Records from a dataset
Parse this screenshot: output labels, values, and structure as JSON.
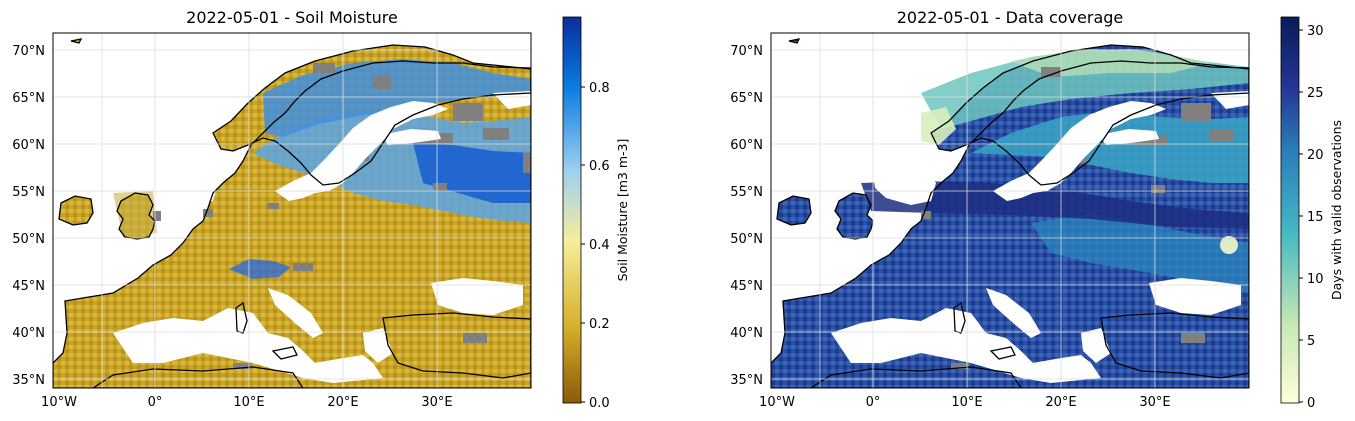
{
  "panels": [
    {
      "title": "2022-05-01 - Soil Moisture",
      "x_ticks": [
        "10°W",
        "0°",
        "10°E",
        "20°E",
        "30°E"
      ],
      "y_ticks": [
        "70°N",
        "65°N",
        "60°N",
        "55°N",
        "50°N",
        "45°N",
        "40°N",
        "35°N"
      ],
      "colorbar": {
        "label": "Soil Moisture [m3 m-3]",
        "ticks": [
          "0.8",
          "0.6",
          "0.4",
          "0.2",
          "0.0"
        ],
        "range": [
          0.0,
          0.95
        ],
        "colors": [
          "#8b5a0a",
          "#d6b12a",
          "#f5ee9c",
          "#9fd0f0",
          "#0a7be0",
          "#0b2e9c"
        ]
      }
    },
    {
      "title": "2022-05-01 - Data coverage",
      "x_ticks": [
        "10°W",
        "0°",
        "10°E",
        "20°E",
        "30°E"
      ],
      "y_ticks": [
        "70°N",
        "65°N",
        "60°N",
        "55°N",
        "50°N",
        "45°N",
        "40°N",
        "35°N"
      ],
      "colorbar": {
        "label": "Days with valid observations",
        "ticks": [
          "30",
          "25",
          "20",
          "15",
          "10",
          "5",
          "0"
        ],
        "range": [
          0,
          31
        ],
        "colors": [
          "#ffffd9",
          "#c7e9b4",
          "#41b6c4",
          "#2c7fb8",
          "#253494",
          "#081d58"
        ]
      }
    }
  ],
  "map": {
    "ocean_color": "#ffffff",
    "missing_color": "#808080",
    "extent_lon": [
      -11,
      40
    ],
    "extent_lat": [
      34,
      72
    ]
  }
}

▸ Task details
Output an exact copy of the material, with the pictures removed.

▸ Full output
Parse this screenshot: output labels, values, and structure as JSON.
{
  "panels": [
    {
      "title": "2022-05-01 - Soil Moisture",
      "x_ticks": [
        "10°W",
        "0°",
        "10°E",
        "20°E",
        "30°E"
      ],
      "y_ticks": [
        "70°N",
        "65°N",
        "60°N",
        "55°N",
        "50°N",
        "45°N",
        "40°N",
        "35°N"
      ],
      "colorbar": {
        "label": "Soil Moisture [m3 m-3]",
        "ticks": [
          "0.8",
          "0.6",
          "0.4",
          "0.2",
          "0.0"
        ],
        "range": [
          0.0,
          0.95
        ],
        "colors": [
          "#8b5a0a",
          "#d6b12a",
          "#f5ee9c",
          "#9fd0f0",
          "#0a7be0",
          "#0b2e9c"
        ]
      }
    },
    {
      "title": "2022-05-01 - Data coverage",
      "x_ticks": [
        "10°W",
        "0°",
        "10°E",
        "20°E",
        "30°E"
      ],
      "y_ticks": [
        "70°N",
        "65°N",
        "60°N",
        "55°N",
        "50°N",
        "45°N",
        "40°N",
        "35°N"
      ],
      "colorbar": {
        "label": "Days with valid observations",
        "ticks": [
          "30",
          "25",
          "20",
          "15",
          "10",
          "5",
          "0"
        ],
        "range": [
          0,
          31
        ],
        "colors": [
          "#ffffd9",
          "#c7e9b4",
          "#41b6c4",
          "#2c7fb8",
          "#253494",
          "#081d58"
        ]
      }
    }
  ],
  "map": {
    "ocean_color": "#ffffff",
    "missing_color": "#808080",
    "extent_lon": [
      -11,
      40
    ],
    "extent_lat": [
      34,
      72
    ]
  }
}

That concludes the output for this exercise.